* _Objective_
Reproduce the data exactly.

* _Recorded data_
________

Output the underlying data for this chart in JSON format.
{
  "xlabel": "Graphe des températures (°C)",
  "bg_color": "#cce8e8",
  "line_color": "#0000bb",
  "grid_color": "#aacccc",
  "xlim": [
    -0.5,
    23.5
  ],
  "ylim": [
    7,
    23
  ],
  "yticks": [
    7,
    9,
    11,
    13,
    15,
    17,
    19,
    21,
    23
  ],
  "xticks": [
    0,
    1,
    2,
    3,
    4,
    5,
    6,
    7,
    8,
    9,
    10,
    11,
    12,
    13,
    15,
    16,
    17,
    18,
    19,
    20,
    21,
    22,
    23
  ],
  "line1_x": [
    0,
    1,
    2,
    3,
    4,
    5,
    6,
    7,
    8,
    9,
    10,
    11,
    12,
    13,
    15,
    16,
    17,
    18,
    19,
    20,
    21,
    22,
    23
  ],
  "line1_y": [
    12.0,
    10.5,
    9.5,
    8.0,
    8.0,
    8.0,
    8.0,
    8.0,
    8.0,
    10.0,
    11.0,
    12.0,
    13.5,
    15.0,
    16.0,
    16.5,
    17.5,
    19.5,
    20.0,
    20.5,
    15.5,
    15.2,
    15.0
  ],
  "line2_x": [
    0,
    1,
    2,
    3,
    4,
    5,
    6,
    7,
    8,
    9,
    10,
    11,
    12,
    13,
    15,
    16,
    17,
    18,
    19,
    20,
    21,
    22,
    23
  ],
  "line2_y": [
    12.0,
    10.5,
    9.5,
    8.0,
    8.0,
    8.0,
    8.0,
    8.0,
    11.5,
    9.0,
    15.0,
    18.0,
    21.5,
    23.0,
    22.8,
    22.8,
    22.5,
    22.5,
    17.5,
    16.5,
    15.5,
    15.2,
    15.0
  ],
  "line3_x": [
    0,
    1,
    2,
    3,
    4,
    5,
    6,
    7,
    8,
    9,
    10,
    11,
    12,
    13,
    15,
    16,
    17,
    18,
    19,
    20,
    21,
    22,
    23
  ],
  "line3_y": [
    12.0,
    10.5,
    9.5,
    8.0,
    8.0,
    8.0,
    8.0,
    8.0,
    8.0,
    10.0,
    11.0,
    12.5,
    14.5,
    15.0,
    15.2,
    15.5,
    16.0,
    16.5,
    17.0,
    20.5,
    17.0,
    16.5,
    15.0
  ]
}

________

* _Written solution_
Output the underlying data for this chart in JSON format.
{
  "xlabel": "Graphe des températures (°C)",
  "bg_color": "#cce8e8",
  "line_color": "#0000bb",
  "grid_color": "#aacccc",
  "xlim": [
    -0.5,
    23.5
  ],
  "ylim": [
    7,
    23
  ],
  "yticks": [
    7,
    9,
    11,
    13,
    15,
    17,
    19,
    21,
    23
  ],
  "xticks": [
    0,
    1,
    2,
    3,
    4,
    5,
    6,
    7,
    8,
    9,
    10,
    11,
    12,
    13,
    15,
    16,
    17,
    18,
    19,
    20,
    21,
    22,
    23
  ],
  "line1_x": [
    0,
    1,
    2,
    3,
    4,
    5,
    6,
    7,
    8,
    9,
    10,
    11,
    12,
    13,
    15,
    16,
    17,
    18,
    19,
    20,
    21,
    22,
    23
  ],
  "line1_y": [
    12.0,
    10.5,
    9.5,
    8.0,
    8.0,
    8.0,
    8.0,
    8.0,
    8.0,
    10.0,
    11.0,
    12.0,
    13.5,
    15.0,
    16.0,
    16.5,
    17.5,
    19.5,
    20.0,
    20.5,
    15.5,
    15.2,
    15.0
  ],
  "line2_x": [
    0,
    1,
    2,
    3,
    4,
    5,
    6,
    7,
    8,
    9,
    10,
    11,
    12,
    13,
    15,
    16,
    17,
    18,
    19,
    20,
    21,
    22,
    23
  ],
  "line2_y": [
    12.0,
    10.5,
    9.5,
    8.0,
    8.0,
    8.0,
    8.0,
    8.0,
    11.5,
    9.0,
    15.0,
    18.0,
    21.5,
    23.0,
    22.8,
    22.8,
    22.5,
    22.5,
    17.5,
    16.5,
    15.5,
    15.2,
    15.0
  ],
  "line3_x": [
    0,
    1,
    2,
    3,
    4,
    5,
    6,
    7,
    8,
    9,
    10,
    11,
    12,
    13,
    15,
    16,
    17,
    18,
    19,
    20,
    21,
    22,
    23
  ],
  "line3_y": [
    12.0,
    10.5,
    9.5,
    8.0,
    8.0,
    8.0,
    8.0,
    8.0,
    8.0,
    10.0,
    11.0,
    12.5,
    14.5,
    15.0,
    15.2,
    15.5,
    16.0,
    16.5,
    17.0,
    20.5,
    17.0,
    16.5,
    15.0
  ]
}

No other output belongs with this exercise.